======== Records for processing

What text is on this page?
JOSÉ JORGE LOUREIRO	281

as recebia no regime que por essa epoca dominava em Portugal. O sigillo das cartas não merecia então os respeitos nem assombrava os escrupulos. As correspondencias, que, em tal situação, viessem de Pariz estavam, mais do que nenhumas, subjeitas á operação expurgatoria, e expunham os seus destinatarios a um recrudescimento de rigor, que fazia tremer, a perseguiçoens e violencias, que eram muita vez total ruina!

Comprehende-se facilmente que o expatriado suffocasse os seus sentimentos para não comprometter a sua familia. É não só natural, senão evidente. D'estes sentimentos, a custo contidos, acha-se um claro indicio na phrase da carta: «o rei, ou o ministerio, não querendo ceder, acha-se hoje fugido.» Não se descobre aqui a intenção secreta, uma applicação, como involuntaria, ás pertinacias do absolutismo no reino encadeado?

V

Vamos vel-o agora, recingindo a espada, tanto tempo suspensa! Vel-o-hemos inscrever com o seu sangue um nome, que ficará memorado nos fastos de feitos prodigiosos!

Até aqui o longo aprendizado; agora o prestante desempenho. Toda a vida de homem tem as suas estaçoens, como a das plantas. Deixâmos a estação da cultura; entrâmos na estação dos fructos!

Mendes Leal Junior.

================

## Task directions:
Using the listing above, reproduce each line without omission.

## Solution:
What text is on this page?
JOSÉ JORGE LOUREIRO	281

as recebia no regime que por essa epoca dominava em Portugal. O sigillo das cartas não merecia então os respeitos nem assombrava os escrupulos. As correspondencias, que, em tal situação, viessem de Pariz estavam, mais do que nenhumas, subjeitas á operação expurgatoria, e expunham os seus destinatarios a um recrudescimento de rigor, que fazia tremer, a perseguiçoens e violencias, que eram muita vez total ruina!

Comprehende-se facilmente que o expatriado suffocasse os seus sentimentos para não comprometter a sua familia. É não só natural, senão evidente. D'estes sentimentos, a custo contidos, acha-se um claro indicio na phrase da carta: «o rei, ou o ministerio, não querendo ceder, acha-se hoje fugido.» Não se descobre aqui a intenção secreta, uma applicação, como involuntaria, ás pertinacias do absolutismo no reino encadeado?

V

Vamos vel-o agora, recingindo a espada, tanto tempo suspensa! Vel-o-hemos inscrever com o seu sangue um nome, que ficará memorado nos fastos de feitos prodigiosos!

Até aqui o longo aprendizado; agora o prestante desempenho. Toda a vida de homem tem as suas estaçoens, como a das plantas. Deixâmos a estação da cultura; entrâmos na estação dos fructos!

Mendes Leal Junior.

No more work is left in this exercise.